§ SET EXERCISE A
In the first block of rows below, print every line from the line containing "562, 569, 566]" up to and including the line containing "549, 497, 566]", without changing anything.

§ GIVEN TEXT
This case is not only novel in being the first to be considered under infringement proceedings (see blogs by Başak Çali and Kanstantsin Dzehtsiarou), but is also highly significant for the Court’s approach to the implications of politically motivated proceedings.  Until now the Court has been reluctant to clarify its position on whether trials and convictions can be explicitly held to be in ‘bad faith’ under Article 18 of the Convention. We argue in this blog that the Grand Chamber in this case (relating to Mr Mammadov’s arrest and pre-trial detention), went substantially further than the Chamber in the second case of the same applicant, Mammadov No. 2 (relating to his trial and conviction), and has paved the way for the Court to finally open the door to the applicability of Article 18 to a right to fair trial under Article 6, or risk incoherence. 

The Court’s approach so far to Article 18

Article 18 of the Convention provides that ‘The restrictions permitted under this Convention to the said rights and freedoms shall not be applied for any purpose other than those for which they have been prescribed.’ There is debate about whether the wording of the provision limits its applicability to ‘restricted’ rights under Articles 5 and 8-11 of the Convention (see below).

To date, the Court has made 10 findings of a violation of Article 18 in conjunction with the right to liberty and security under Article 5 and recently also found violations of Article 18 with the right to private life under Article 8 and the right to freedom of assembly under Article 11. On various inconsistent grounds it has refused to consider or make a finding of Article 18 with a right to fair trial under Article 6, despite repeatedly acknowledging the difficulty of disassociating pre-trial detention from the criminal proceedings as a whole (Lutsenko v Ukraine (108), Tymoshenko v Ukraine (298), Mammadov 46(4) (185)). 

In Khodorkovskiy and Lebedev v Russia (2013) the Court made a clear presumption of applicability of Article 18 to Article 6 and proceeded straight to an assessment of the merits, concluding that there was no violation of Article 18 (909). Whereas in Navalnyy and Ofitserov v Russia (2016), a slim majority of four judges to three held that Article 6 does not contain any express or implied restrictions that would allow examination under Article 18, rendering the claim inadmissible ratione materiae. In 2018 in Mammadov No. 2 the Court simply sat on the fence, observing that the questions of the applicability of Article 18 to Article 6 ‘remains open’ and that in these circumstances, given its findings under Article 6 § 1 of the Convention, there was ‘no need’ to give a separate ruling on the complaint under Article 18 (261, 262). Unfortunately, an opportunity to clarify its position on Articles 18 and 6 was lost when Mr Mammadov’s request for referral to the Grand Chamber on this point was rejected.

§ ENTRIES
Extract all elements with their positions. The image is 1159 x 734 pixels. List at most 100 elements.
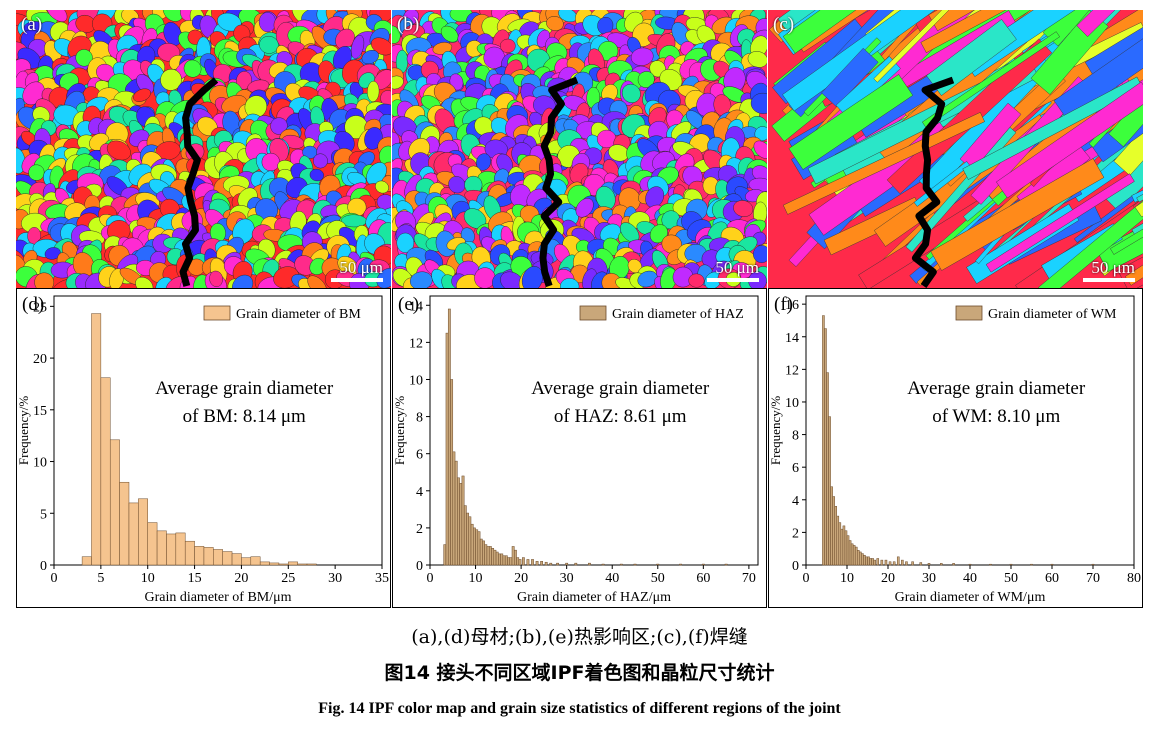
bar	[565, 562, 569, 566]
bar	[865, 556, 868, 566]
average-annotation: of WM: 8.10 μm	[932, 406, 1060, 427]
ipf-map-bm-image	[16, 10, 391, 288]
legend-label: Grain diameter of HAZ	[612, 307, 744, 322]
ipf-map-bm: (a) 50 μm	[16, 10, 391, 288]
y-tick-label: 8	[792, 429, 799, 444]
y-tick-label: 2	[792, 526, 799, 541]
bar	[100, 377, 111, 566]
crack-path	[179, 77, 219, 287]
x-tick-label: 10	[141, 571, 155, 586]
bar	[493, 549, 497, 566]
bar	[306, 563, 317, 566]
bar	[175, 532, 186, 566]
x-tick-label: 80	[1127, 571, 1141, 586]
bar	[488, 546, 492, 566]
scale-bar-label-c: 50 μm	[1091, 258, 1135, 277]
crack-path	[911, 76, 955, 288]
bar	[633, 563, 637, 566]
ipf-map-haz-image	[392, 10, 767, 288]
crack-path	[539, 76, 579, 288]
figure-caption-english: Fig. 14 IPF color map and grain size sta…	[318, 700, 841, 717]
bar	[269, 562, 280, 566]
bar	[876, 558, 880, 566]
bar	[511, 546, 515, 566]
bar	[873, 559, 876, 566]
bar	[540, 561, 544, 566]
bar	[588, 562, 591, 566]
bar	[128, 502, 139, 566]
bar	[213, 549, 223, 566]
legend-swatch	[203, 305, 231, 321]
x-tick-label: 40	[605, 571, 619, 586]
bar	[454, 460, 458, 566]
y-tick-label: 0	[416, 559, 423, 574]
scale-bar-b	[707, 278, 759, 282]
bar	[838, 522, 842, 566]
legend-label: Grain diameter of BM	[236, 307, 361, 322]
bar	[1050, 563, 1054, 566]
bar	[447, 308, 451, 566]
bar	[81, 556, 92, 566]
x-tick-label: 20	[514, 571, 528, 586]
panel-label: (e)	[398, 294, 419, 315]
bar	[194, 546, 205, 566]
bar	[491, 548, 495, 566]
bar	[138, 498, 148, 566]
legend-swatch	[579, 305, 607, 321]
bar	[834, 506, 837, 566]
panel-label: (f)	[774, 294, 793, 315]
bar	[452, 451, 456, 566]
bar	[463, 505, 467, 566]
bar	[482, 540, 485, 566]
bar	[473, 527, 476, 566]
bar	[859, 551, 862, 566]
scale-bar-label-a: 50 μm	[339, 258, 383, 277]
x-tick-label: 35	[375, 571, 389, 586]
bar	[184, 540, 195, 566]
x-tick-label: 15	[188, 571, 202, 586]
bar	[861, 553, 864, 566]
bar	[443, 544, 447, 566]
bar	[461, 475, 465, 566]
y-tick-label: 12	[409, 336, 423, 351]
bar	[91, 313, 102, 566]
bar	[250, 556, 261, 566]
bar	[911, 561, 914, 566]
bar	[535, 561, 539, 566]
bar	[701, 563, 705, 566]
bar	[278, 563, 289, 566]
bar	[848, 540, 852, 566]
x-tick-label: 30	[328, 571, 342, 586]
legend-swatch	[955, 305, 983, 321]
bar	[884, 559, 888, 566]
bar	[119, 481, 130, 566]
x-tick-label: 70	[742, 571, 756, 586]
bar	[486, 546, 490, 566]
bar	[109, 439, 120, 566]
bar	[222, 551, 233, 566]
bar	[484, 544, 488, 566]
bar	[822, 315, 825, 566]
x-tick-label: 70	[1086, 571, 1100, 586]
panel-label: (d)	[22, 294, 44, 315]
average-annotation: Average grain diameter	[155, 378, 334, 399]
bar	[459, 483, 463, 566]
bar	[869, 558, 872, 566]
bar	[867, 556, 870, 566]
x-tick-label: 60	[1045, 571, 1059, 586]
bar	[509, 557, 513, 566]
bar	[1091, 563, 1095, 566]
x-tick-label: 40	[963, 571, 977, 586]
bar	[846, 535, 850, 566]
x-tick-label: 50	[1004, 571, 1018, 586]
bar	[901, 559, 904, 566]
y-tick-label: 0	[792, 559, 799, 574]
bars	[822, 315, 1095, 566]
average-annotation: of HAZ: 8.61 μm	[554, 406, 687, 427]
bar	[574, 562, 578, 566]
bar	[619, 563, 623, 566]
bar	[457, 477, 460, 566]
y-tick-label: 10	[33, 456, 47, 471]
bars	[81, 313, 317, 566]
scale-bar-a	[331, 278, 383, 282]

==

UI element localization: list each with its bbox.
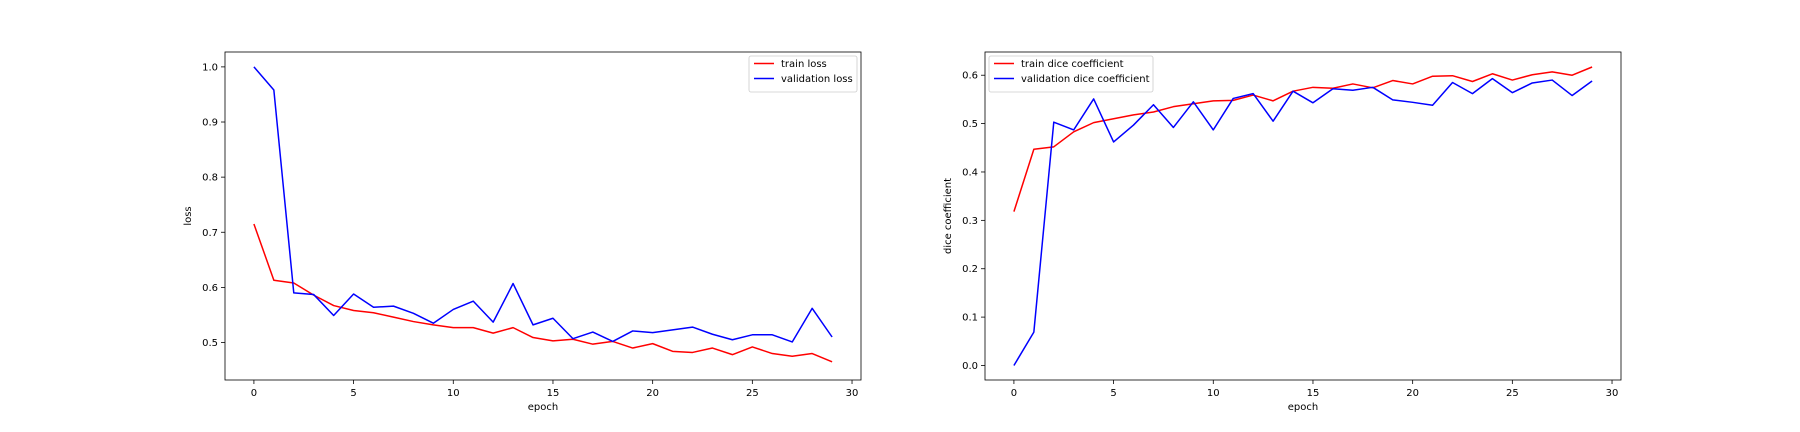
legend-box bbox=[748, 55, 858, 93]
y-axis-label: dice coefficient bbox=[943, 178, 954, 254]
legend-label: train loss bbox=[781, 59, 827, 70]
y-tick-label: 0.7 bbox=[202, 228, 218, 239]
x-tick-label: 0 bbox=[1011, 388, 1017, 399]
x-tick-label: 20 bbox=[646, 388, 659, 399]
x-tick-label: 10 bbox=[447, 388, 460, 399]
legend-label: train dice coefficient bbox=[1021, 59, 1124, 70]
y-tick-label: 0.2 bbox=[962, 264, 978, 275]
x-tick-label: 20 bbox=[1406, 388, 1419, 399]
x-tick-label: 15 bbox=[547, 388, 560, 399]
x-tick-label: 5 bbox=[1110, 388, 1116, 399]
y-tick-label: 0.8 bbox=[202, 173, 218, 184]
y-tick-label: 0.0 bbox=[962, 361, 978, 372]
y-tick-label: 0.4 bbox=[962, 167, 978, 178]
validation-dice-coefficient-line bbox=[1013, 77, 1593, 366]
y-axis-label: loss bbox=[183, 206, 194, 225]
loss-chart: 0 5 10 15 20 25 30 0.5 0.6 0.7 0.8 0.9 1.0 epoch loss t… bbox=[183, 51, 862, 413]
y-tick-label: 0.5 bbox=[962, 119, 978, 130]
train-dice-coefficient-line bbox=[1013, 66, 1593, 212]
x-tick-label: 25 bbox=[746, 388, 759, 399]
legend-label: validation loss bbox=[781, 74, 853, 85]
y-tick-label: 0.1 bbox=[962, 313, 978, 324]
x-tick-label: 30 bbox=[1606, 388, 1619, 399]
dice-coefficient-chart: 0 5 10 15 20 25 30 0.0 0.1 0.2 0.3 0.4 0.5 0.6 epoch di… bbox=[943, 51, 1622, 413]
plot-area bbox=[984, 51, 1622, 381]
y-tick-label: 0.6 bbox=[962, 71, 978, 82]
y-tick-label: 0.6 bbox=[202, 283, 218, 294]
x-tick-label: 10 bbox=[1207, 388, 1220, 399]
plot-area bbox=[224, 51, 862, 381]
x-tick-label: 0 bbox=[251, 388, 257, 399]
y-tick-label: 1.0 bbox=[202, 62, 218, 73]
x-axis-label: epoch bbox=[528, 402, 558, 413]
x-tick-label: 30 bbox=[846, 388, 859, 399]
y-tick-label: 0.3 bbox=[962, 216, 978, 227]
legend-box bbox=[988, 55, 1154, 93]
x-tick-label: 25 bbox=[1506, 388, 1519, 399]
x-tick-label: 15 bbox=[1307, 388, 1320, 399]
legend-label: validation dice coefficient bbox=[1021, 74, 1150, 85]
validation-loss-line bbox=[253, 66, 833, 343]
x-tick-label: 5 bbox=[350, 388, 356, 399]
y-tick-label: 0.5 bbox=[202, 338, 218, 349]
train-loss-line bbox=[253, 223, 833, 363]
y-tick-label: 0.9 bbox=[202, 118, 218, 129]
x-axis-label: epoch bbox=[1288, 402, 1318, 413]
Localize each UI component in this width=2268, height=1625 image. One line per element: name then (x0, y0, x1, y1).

§ SET EXERCISE B
According to the passage on Article 18, how many findings of a violation of Article 18 in conjunction with Article 5 has the Court made to date?

§ WRITTEN SOLUTION A
bar	[565, 562, 569, 566]
bar	[865, 556, 868, 566]
average-annotation: of WM: 8.10 μm	[932, 406, 1060, 427]
ipf-map-bm-image	[16, 10, 391, 288]
legend-label: Grain diameter of HAZ	[612, 307, 744, 322]
ipf-map-bm: (a) 50 μm	[16, 10, 391, 288]
y-tick-label: 8	[792, 429, 799, 444]
y-tick-label: 2	[792, 526, 799, 541]
bar	[100, 377, 111, 566]
crack-path	[179, 77, 219, 287]
x-tick-label: 10	[141, 571, 155, 586]
bar	[493, 549, 497, 566]

§ WRITTEN SOLUTION B
10